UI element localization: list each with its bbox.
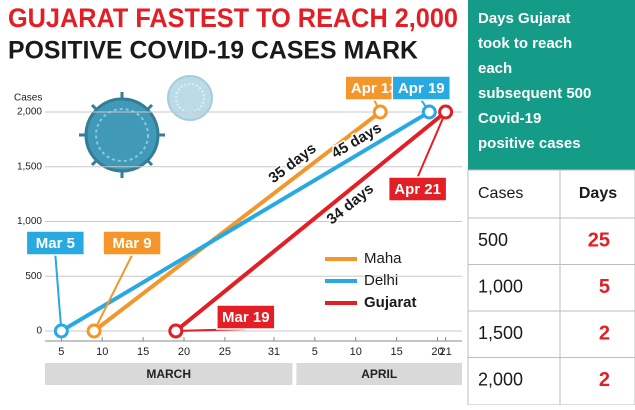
callout-pointer bbox=[416, 111, 447, 178]
x-tick-label: 5 bbox=[312, 346, 318, 358]
callout-box bbox=[25, 230, 86, 256]
x-tick-label: 10 bbox=[96, 346, 108, 358]
x-tick-label: 10 bbox=[350, 346, 362, 358]
table-header: Cases bbox=[478, 185, 523, 202]
callout-box bbox=[387, 176, 448, 202]
y-tick-label: 2,000 bbox=[17, 107, 42, 118]
chart-title: GUJARAT FASTEST TO REACH 2,000 bbox=[8, 3, 458, 33]
x-tick-label: 25 bbox=[219, 346, 231, 358]
y-tick-label: 1,500 bbox=[17, 161, 42, 172]
data-point bbox=[168, 323, 184, 339]
callout-label: Apr 13 bbox=[351, 80, 398, 97]
x-group-label: MARCH bbox=[146, 367, 191, 381]
table-title: positive cases bbox=[478, 135, 581, 152]
x-tick-label: 21 bbox=[440, 346, 452, 358]
table-panel bbox=[467, 169, 635, 406]
data-point bbox=[438, 104, 454, 120]
y-tick-label: 500 bbox=[25, 271, 42, 282]
table-cell: 1,500 bbox=[478, 323, 523, 343]
x-group-label: APRIL bbox=[361, 367, 397, 381]
series-line bbox=[173, 110, 448, 333]
callout-box bbox=[102, 230, 162, 256]
table-cell: 500 bbox=[478, 230, 508, 250]
callout-pointer bbox=[54, 254, 63, 332]
x-tick-label: 15 bbox=[137, 346, 149, 358]
callout-label: Mar 9 bbox=[112, 235, 151, 252]
virus-icon bbox=[167, 75, 213, 121]
x-group-band bbox=[45, 363, 293, 385]
data-point bbox=[372, 104, 388, 120]
callout-label: Mar 19 bbox=[222, 309, 270, 326]
callout-box bbox=[216, 304, 276, 330]
table-title: Days Gujarat bbox=[478, 10, 571, 27]
table-title: took to reach bbox=[478, 35, 572, 52]
callout-label: Apr 19 bbox=[398, 80, 445, 97]
data-point bbox=[421, 104, 437, 120]
y-axis-label: Cases bbox=[14, 93, 42, 104]
table-value: 5 bbox=[599, 276, 610, 298]
x-tick-label: 15 bbox=[390, 346, 402, 358]
callout-label: Apr 21 bbox=[394, 181, 441, 198]
x-group-band bbox=[296, 363, 462, 385]
table-cell: 1,000 bbox=[478, 277, 523, 297]
y-tick-label: 1,000 bbox=[17, 216, 42, 227]
data-point bbox=[86, 323, 102, 339]
legend-label: Delhi bbox=[364, 272, 398, 289]
table-value: 2 bbox=[599, 369, 610, 391]
table-value: 25 bbox=[588, 230, 610, 252]
chart-title: POSITIVE COVID-19 CASES MARK bbox=[8, 37, 418, 65]
table-header-panel bbox=[468, 0, 635, 170]
callout-pointer bbox=[93, 254, 133, 332]
legend-label: Maha bbox=[364, 250, 402, 267]
table-value: 2 bbox=[599, 323, 610, 345]
table-title: Covid-19 bbox=[478, 110, 541, 127]
y-tick-label: 0 bbox=[36, 326, 42, 337]
x-tick-label: 5 bbox=[58, 346, 64, 358]
callout-label: Mar 5 bbox=[36, 235, 75, 252]
x-tick-label: 20 bbox=[178, 346, 190, 358]
x-tick-label: 20 bbox=[431, 346, 443, 358]
legend-label: Gujarat bbox=[364, 294, 417, 311]
data-point bbox=[53, 323, 69, 339]
series-line bbox=[59, 110, 432, 333]
table-title: subsequent 500 bbox=[478, 85, 591, 102]
table-title: each bbox=[478, 60, 512, 77]
table-header: Days bbox=[579, 185, 617, 202]
x-tick-label: 31 bbox=[268, 346, 280, 358]
callout-box bbox=[391, 75, 452, 101]
series-line bbox=[92, 110, 383, 333]
table-cell: 2,000 bbox=[478, 370, 523, 390]
virus-icon bbox=[79, 92, 165, 178]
__________
## What the exercise asks
All lines of the records above that carry the word "cell" should be listed.

## Response to this task
table-cell: 1,500 bbox=[478, 323, 523, 343]
table-cell: 500 bbox=[478, 230, 508, 250]
table-cell: 1,000 bbox=[478, 277, 523, 297]
table-cell: 2,000 bbox=[478, 370, 523, 390]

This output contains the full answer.